**Your objective:** Print every entry word for word, but omit the pictures.

**Given information:**
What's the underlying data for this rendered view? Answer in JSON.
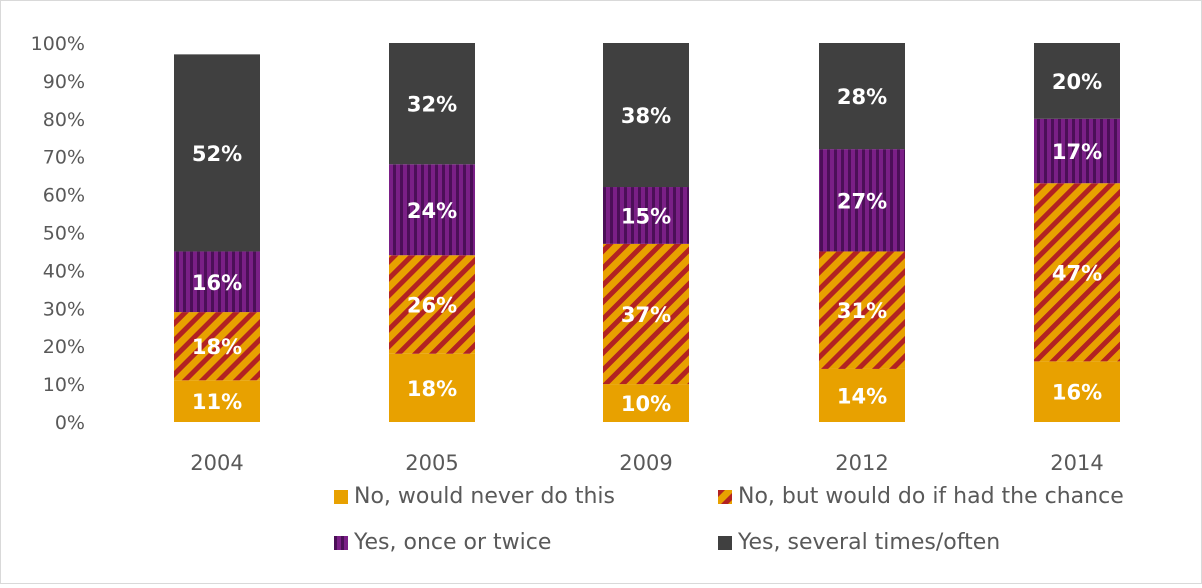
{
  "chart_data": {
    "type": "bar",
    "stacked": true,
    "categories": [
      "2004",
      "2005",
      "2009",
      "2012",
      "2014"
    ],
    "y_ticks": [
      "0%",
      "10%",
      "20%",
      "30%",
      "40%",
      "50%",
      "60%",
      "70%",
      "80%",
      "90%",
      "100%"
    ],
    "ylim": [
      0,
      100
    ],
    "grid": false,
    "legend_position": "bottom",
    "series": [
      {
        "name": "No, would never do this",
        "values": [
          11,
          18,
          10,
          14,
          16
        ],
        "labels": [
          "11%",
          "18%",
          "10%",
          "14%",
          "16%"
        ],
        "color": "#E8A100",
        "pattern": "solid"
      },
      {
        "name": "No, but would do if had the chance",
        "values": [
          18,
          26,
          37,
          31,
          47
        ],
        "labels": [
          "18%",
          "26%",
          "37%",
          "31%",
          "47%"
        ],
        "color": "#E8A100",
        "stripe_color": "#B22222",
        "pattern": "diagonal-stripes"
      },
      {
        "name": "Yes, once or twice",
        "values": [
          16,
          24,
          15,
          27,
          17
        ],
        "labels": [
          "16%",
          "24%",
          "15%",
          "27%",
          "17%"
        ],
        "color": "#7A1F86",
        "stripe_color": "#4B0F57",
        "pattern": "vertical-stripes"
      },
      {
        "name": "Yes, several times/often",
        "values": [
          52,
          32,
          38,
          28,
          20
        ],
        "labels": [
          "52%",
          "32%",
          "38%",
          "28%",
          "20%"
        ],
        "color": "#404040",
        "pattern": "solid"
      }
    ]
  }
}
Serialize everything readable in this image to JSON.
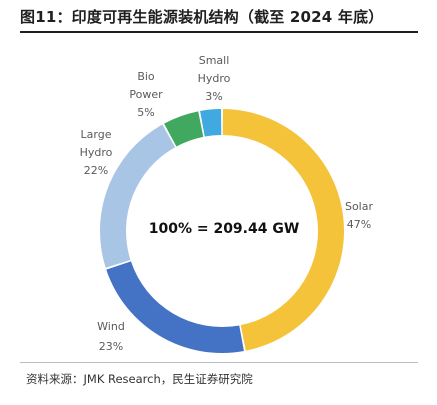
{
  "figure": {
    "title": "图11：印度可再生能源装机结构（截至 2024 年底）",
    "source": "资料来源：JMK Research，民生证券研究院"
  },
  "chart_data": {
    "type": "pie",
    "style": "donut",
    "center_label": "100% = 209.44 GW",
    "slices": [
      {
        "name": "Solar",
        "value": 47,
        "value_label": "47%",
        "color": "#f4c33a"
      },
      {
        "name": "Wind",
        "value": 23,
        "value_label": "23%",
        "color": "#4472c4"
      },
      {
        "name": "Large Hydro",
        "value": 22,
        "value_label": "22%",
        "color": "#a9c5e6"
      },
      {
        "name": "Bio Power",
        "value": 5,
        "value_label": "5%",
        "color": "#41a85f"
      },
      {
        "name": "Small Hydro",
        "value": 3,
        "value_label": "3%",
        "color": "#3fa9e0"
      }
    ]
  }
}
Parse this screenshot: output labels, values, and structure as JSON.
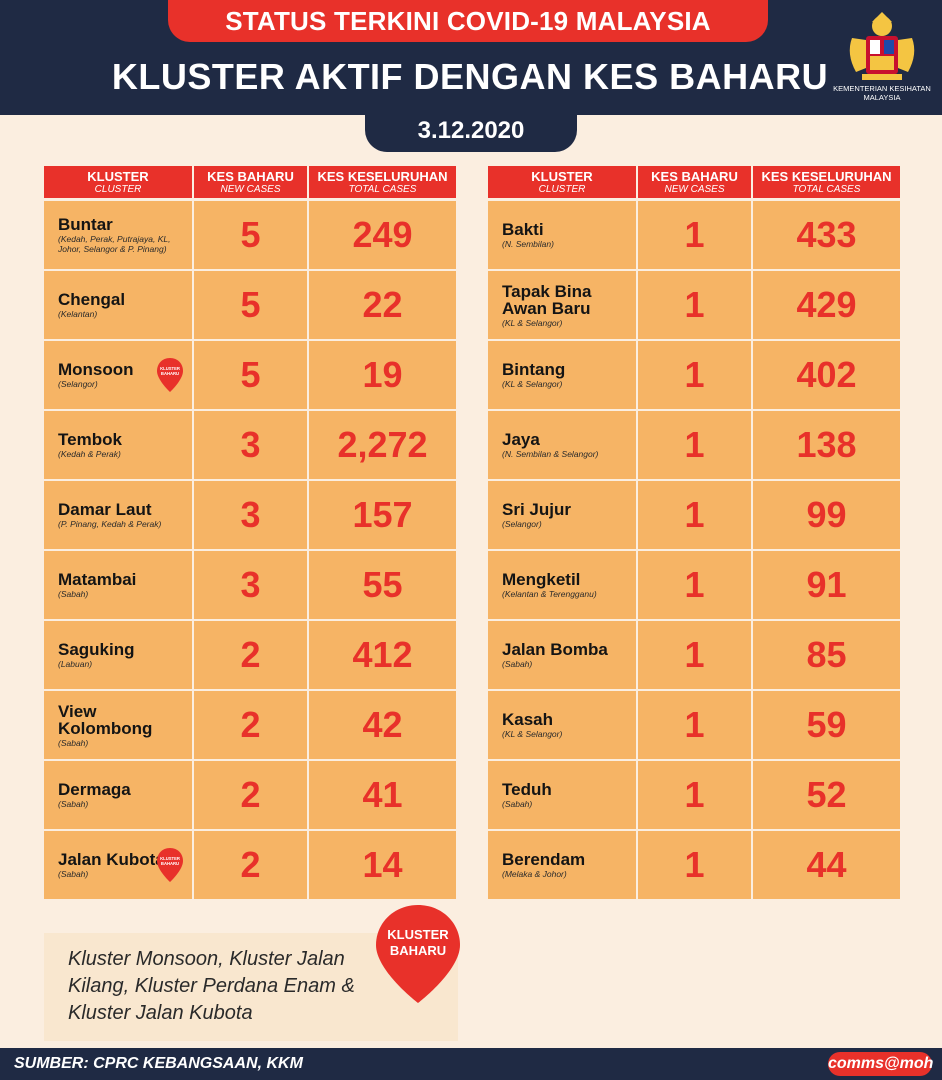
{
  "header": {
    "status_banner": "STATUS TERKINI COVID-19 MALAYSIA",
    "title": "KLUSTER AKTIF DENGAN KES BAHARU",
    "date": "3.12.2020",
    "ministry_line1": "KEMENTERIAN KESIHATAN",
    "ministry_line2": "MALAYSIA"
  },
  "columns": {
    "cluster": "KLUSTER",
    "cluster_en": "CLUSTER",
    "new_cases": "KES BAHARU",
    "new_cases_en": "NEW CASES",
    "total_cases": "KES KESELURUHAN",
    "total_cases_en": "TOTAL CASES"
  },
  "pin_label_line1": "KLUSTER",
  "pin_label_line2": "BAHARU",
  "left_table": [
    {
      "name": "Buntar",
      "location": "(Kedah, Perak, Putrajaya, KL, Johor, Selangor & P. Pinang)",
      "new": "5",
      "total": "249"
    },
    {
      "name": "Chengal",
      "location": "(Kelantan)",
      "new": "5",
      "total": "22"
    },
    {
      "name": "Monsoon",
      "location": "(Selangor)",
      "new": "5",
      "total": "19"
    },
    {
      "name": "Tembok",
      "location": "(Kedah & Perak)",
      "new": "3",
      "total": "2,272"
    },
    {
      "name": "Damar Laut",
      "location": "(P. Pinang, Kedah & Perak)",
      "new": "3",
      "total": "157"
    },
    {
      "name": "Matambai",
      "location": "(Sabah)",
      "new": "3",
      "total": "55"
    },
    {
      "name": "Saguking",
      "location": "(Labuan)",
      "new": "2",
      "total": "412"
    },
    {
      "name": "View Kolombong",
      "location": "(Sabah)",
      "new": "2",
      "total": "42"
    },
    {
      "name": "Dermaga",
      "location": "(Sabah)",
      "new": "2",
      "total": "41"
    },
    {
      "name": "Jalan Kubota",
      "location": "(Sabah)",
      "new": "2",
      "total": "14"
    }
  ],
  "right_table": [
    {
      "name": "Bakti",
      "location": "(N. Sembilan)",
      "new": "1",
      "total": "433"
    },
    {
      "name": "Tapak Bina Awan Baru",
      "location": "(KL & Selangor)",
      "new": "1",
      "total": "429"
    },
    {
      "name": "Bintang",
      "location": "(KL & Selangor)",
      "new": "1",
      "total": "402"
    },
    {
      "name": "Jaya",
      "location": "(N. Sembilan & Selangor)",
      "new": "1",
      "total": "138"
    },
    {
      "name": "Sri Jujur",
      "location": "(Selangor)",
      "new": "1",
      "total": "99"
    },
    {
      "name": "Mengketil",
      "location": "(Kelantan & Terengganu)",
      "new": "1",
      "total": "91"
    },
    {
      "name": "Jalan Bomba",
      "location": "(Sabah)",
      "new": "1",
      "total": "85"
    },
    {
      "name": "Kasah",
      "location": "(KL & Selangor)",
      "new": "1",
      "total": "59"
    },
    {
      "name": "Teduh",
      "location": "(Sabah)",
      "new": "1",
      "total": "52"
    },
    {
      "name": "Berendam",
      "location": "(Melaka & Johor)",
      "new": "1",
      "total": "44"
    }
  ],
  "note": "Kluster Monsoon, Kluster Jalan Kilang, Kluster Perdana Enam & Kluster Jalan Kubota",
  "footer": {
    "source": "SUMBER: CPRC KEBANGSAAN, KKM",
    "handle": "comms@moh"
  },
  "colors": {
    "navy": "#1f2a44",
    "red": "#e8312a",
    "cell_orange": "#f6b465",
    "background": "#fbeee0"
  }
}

**Written solution:**
What's the underlying data for this rendered view? Answer in JSON.
{
  "chart_data": {
    "type": "bar",
    "stacked": true,
    "categories": [
      "2004",
      "2005",
      "2009",
      "2012",
      "2014"
    ],
    "y_ticks": [
      "0%",
      "10%",
      "20%",
      "30%",
      "40%",
      "50%",
      "60%",
      "70%",
      "80%",
      "90%",
      "100%"
    ],
    "ylim": [
      0,
      100
    ],
    "grid": false,
    "legend_position": "bottom",
    "series": [
      {
        "name": "No, would never do this",
        "values": [
          11,
          18,
          10,
          14,
          16
        ],
        "labels": [
          "11%",
          "18%",
          "10%",
          "14%",
          "16%"
        ],
        "color": "#E8A100",
        "pattern": "solid"
      },
      {
        "name": "No, but would do if had the chance",
        "values": [
          18,
          26,
          37,
          31,
          47
        ],
        "labels": [
          "18%",
          "26%",
          "37%",
          "31%",
          "47%"
        ],
        "color": "#E8A100",
        "stripe_color": "#B22222",
        "pattern": "diagonal-stripes"
      },
      {
        "name": "Yes, once or twice",
        "values": [
          16,
          24,
          15,
          27,
          17
        ],
        "labels": [
          "16%",
          "24%",
          "15%",
          "27%",
          "17%"
        ],
        "color": "#7A1F86",
        "stripe_color": "#4B0F57",
        "pattern": "vertical-stripes"
      },
      {
        "name": "Yes, several times/often",
        "values": [
          52,
          32,
          38,
          28,
          20
        ],
        "labels": [
          "52%",
          "32%",
          "38%",
          "28%",
          "20%"
        ],
        "color": "#404040",
        "pattern": "solid"
      }
    ]
  }
}
Serialize everything readable in this image to JSON.
{
  "figure": {
    "title": "图11：印度可再生能源装机结构（截至 2024 年底）",
    "source": "资料来源：JMK Research，民生证券研究院"
  },
  "chart_data": {
    "type": "pie",
    "style": "donut",
    "center_label": "100% = 209.44 GW",
    "slices": [
      {
        "name": "Solar",
        "value": 47,
        "value_label": "47%",
        "color": "#f4c33a"
      },
      {
        "name": "Wind",
        "value": 23,
        "value_label": "23%",
        "color": "#4472c4"
      },
      {
        "name": "Large Hydro",
        "value": 22,
        "value_label": "22%",
        "color": "#a9c5e6"
      },
      {
        "name": "Bio Power",
        "value": 5,
        "value_label": "5%",
        "color": "#41a85f"
      },
      {
        "name": "Small Hydro",
        "value": 3,
        "value_label": "3%",
        "color": "#3fa9e0"
      }
    ]
  }
}
Parse this screenshot: output labels, values, and structure as JSON.
{
  "header": {
    "status_banner": "STATUS TERKINI COVID-19 MALAYSIA",
    "title": "KLUSTER AKTIF DENGAN KES BAHARU",
    "date": "3.12.2020",
    "ministry_line1": "KEMENTERIAN KESIHATAN",
    "ministry_line2": "MALAYSIA"
  },
  "columns": {
    "cluster": "KLUSTER",
    "cluster_en": "CLUSTER",
    "new_cases": "KES BAHARU",
    "new_cases_en": "NEW CASES",
    "total_cases": "KES KESELURUHAN",
    "total_cases_en": "TOTAL CASES"
  },
  "pin_label_line1": "KLUSTER",
  "pin_label_line2": "BAHARU",
  "left_table": [
    {
      "name": "Buntar",
      "location": "(Kedah, Perak, Putrajaya, KL, Johor, Selangor & P. Pinang)",
      "new": "5",
      "total": "249"
    },
    {
      "name": "Chengal",
      "location": "(Kelantan)",
      "new": "5",
      "total": "22"
    },
    {
      "name": "Monsoon",
      "location": "(Selangor)",
      "new": "5",
      "total": "19"
    },
    {
      "name": "Tembok",
      "location": "(Kedah & Perak)",
      "new": "3",
      "total": "2,272"
    },
    {
      "name": "Damar Laut",
      "location": "(P. Pinang, Kedah & Perak)",
      "new": "3",
      "total": "157"
    },
    {
      "name": "Matambai",
      "location": "(Sabah)",
      "new": "3",
      "total": "55"
    },
    {
      "name": "Saguking",
      "location": "(Labuan)",
      "new": "2",
      "total": "412"
    },
    {
      "name": "View Kolombong",
      "location": "(Sabah)",
      "new": "2",
      "total": "42"
    },
    {
      "name": "Dermaga",
      "location": "(Sabah)",
      "new": "2",
      "total": "41"
    },
    {
      "name": "Jalan Kubota",
      "location": "(Sabah)",
      "new": "2",
      "total": "14"
    }
  ],
  "right_table": [
    {
      "name": "Bakti",
      "location": "(N. Sembilan)",
      "new": "1",
      "total": "433"
    },
    {
      "name": "Tapak Bina Awan Baru",
      "location": "(KL & Selangor)",
      "new": "1",
      "total": "429"
    },
    {
      "name": "Bintang",
      "location": "(KL & Selangor)",
      "new": "1",
      "total": "402"
    },
    {
      "name": "Jaya",
      "location": "(N. Sembilan & Selangor)",
      "new": "1",
      "total": "138"
    },
    {
      "name": "Sri Jujur",
      "location": "(Selangor)",
      "new": "1",
      "total": "99"
    },
    {
      "name": "Mengketil",
      "location": "(Kelantan & Terengganu)",
      "new": "1",
      "total": "91"
    },
    {
      "name": "Jalan Bomba",
      "location": "(Sabah)",
      "new": "1",
      "total": "85"
    },
    {
      "name": "Kasah",
      "location": "(KL & Selangor)",
      "new": "1",
      "total": "59"
    },
    {
      "name": "Teduh",
      "location": "(Sabah)",
      "new": "1",
      "total": "52"
    },
    {
      "name": "Berendam",
      "location": "(Melaka & Johor)",
      "new": "1",
      "total": "44"
    }
  ],
  "note": "Kluster Monsoon, Kluster Jalan Kilang, Kluster Perdana Enam & Kluster Jalan Kubota",
  "footer": {
    "source": "SUMBER: CPRC KEBANGSAAN, KKM",
    "handle": "comms@moh"
  },
  "colors": {
    "navy": "#1f2a44",
    "red": "#e8312a",
    "cell_orange": "#f6b465",
    "background": "#fbeee0"
  }
}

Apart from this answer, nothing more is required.